● RECORDS FOR THIS TASK

________________________

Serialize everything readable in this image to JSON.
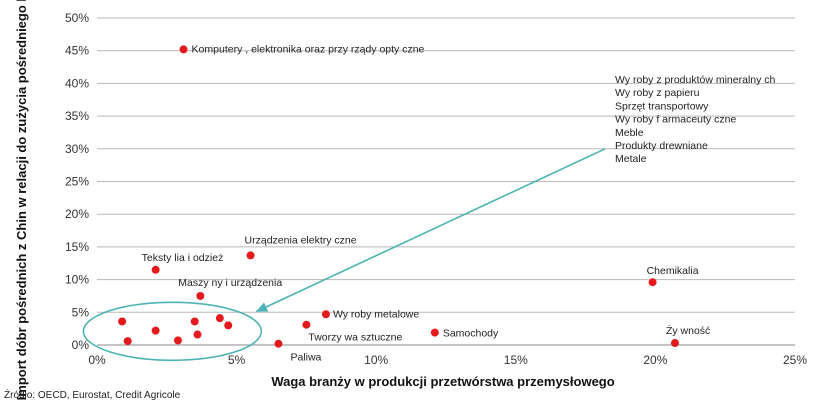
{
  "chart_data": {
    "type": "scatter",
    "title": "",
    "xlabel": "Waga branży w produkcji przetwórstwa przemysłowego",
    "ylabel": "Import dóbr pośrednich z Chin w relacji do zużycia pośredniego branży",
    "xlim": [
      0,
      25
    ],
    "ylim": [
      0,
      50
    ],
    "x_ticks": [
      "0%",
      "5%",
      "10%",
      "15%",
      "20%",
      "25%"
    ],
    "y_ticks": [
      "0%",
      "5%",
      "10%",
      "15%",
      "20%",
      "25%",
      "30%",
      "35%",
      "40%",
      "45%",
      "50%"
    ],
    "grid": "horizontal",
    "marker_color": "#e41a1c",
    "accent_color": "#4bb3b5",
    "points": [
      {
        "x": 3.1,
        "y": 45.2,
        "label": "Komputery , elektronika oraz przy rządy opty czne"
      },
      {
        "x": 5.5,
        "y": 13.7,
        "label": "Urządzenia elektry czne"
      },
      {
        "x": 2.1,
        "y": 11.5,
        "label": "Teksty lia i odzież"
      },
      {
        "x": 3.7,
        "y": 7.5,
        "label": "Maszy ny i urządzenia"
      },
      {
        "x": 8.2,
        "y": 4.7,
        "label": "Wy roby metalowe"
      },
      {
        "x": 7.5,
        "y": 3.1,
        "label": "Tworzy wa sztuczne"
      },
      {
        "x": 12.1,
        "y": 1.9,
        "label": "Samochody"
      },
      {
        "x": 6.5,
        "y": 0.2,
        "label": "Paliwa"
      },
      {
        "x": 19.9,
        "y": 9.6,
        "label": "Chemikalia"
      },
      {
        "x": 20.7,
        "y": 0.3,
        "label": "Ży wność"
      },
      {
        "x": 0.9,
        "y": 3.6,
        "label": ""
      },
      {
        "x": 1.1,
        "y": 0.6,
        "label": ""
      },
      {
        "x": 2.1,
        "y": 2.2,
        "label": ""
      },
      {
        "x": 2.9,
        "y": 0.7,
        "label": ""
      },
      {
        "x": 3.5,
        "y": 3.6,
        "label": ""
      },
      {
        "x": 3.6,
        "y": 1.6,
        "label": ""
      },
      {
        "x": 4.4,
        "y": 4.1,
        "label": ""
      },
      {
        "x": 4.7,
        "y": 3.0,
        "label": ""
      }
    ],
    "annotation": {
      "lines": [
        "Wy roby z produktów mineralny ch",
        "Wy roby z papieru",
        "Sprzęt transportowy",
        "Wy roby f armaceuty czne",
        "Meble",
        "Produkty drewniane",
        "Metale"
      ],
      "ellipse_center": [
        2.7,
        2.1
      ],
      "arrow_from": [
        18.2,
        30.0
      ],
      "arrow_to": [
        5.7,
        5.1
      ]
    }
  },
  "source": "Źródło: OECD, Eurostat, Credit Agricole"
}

________________________

● INSTRUCTION
Search the records above for "branży". Copy each line where it is found.

● COMPLETE RESPONSE
    "xlabel": "Waga branży w produkcji przetwórstwa przemysłowego",
    "ylabel": "Import dóbr pośrednich z Chin w relacji do zużycia pośredniego branży",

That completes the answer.